_WRITTEN TASK_.
Copy out all of the material exactly as presented.

------

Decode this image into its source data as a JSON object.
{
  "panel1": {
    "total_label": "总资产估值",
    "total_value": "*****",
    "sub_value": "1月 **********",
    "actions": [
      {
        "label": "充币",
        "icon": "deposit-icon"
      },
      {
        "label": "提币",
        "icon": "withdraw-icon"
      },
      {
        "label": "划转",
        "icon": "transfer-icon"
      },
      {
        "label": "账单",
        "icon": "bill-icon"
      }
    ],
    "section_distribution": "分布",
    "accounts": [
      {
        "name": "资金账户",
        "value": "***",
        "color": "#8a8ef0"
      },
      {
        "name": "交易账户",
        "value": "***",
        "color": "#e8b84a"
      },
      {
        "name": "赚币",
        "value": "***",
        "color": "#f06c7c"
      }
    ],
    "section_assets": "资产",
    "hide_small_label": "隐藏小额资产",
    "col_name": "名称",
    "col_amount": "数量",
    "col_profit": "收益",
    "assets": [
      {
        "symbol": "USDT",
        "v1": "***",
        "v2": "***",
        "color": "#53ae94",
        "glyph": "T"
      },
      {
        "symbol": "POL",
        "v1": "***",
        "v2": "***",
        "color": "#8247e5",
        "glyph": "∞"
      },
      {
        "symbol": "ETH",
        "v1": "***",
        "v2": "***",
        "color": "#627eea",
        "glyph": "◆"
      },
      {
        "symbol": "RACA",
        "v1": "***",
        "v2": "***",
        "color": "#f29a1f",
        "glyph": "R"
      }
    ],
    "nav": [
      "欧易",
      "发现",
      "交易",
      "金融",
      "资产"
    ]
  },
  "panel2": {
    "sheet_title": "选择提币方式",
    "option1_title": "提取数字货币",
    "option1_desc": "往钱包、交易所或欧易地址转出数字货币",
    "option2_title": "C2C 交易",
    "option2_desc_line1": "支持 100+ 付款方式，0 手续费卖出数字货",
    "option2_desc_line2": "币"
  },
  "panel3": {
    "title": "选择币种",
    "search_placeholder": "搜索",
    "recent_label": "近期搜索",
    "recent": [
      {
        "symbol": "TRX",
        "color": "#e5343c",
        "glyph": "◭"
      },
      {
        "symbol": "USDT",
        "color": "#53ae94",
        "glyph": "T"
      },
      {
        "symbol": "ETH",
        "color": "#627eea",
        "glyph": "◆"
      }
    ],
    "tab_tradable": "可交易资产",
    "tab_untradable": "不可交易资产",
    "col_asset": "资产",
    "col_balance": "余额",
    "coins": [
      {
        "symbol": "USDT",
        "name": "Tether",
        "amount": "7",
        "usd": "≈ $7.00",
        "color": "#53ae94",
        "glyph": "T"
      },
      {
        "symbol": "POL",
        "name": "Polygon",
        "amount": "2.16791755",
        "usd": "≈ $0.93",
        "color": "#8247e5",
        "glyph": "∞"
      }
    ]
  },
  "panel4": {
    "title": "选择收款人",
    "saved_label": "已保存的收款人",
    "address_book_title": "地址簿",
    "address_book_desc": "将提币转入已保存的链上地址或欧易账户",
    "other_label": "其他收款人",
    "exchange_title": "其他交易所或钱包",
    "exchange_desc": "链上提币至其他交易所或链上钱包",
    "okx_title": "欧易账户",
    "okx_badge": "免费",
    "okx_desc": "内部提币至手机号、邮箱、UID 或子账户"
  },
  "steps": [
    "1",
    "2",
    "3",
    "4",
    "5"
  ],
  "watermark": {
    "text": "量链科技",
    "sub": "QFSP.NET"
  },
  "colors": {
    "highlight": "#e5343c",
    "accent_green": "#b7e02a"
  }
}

------

_EXPECTED OUTPUT_.
Decode this image into its source data as a JSON object.
{
  "panel1": {
    "total_label": "总资产估值",
    "total_value": "*****",
    "sub_value": "1月 **********",
    "actions": [
      {
        "label": "充币",
        "icon": "deposit-icon"
      },
      {
        "label": "提币",
        "icon": "withdraw-icon"
      },
      {
        "label": "划转",
        "icon": "transfer-icon"
      },
      {
        "label": "账单",
        "icon": "bill-icon"
      }
    ],
    "section_distribution": "分布",
    "accounts": [
      {
        "name": "资金账户",
        "value": "***",
        "color": "#8a8ef0"
      },
      {
        "name": "交易账户",
        "value": "***",
        "color": "#e8b84a"
      },
      {
        "name": "赚币",
        "value": "***",
        "color": "#f06c7c"
      }
    ],
    "section_assets": "资产",
    "hide_small_label": "隐藏小额资产",
    "col_name": "名称",
    "col_amount": "数量",
    "col_profit": "收益",
    "assets": [
      {
        "symbol": "USDT",
        "v1": "***",
        "v2": "***",
        "color": "#53ae94",
        "glyph": "T"
      },
      {
        "symbol": "POL",
        "v1": "***",
        "v2": "***",
        "color": "#8247e5",
        "glyph": "∞"
      },
      {
        "symbol": "ETH",
        "v1": "***",
        "v2": "***",
        "color": "#627eea",
        "glyph": "◆"
      },
      {
        "symbol": "RACA",
        "v1": "***",
        "v2": "***",
        "color": "#f29a1f",
        "glyph": "R"
      }
    ],
    "nav": [
      "欧易",
      "发现",
      "交易",
      "金融",
      "资产"
    ]
  },
  "panel2": {
    "sheet_title": "选择提币方式",
    "option1_title": "提取数字货币",
    "option1_desc": "往钱包、交易所或欧易地址转出数字货币",
    "option2_title": "C2C 交易",
    "option2_desc_line1": "支持 100+ 付款方式，0 手续费卖出数字货",
    "option2_desc_line2": "币"
  },
  "panel3": {
    "title": "选择币种",
    "search_placeholder": "搜索",
    "recent_label": "近期搜索",
    "recent": [
      {
        "symbol": "TRX",
        "color": "#e5343c",
        "glyph": "◭"
      },
      {
        "symbol": "USDT",
        "color": "#53ae94",
        "glyph": "T"
      },
      {
        "symbol": "ETH",
        "color": "#627eea",
        "glyph": "◆"
      }
    ],
    "tab_tradable": "可交易资产",
    "tab_untradable": "不可交易资产",
    "col_asset": "资产",
    "col_balance": "余额",
    "coins": [
      {
        "symbol": "USDT",
        "name": "Tether",
        "amount": "7",
        "usd": "≈ $7.00",
        "color": "#53ae94",
        "glyph": "T"
      },
      {
        "symbol": "POL",
        "name": "Polygon",
        "amount": "2.16791755",
        "usd": "≈ $0.93",
        "color": "#8247e5",
        "glyph": "∞"
      }
    ]
  },
  "panel4": {
    "title": "选择收款人",
    "saved_label": "已保存的收款人",
    "address_book_title": "地址簿",
    "address_book_desc": "将提币转入已保存的链上地址或欧易账户",
    "other_label": "其他收款人",
    "exchange_title": "其他交易所或钱包",
    "exchange_desc": "链上提币至其他交易所或链上钱包",
    "okx_title": "欧易账户",
    "okx_badge": "免费",
    "okx_desc": "内部提币至手机号、邮箱、UID 或子账户"
  },
  "steps": [
    "1",
    "2",
    "3",
    "4",
    "5"
  ],
  "watermark": {
    "text": "量链科技",
    "sub": "QFSP.NET"
  },
  "colors": {
    "highlight": "#e5343c",
    "accent_green": "#b7e02a"
  }
}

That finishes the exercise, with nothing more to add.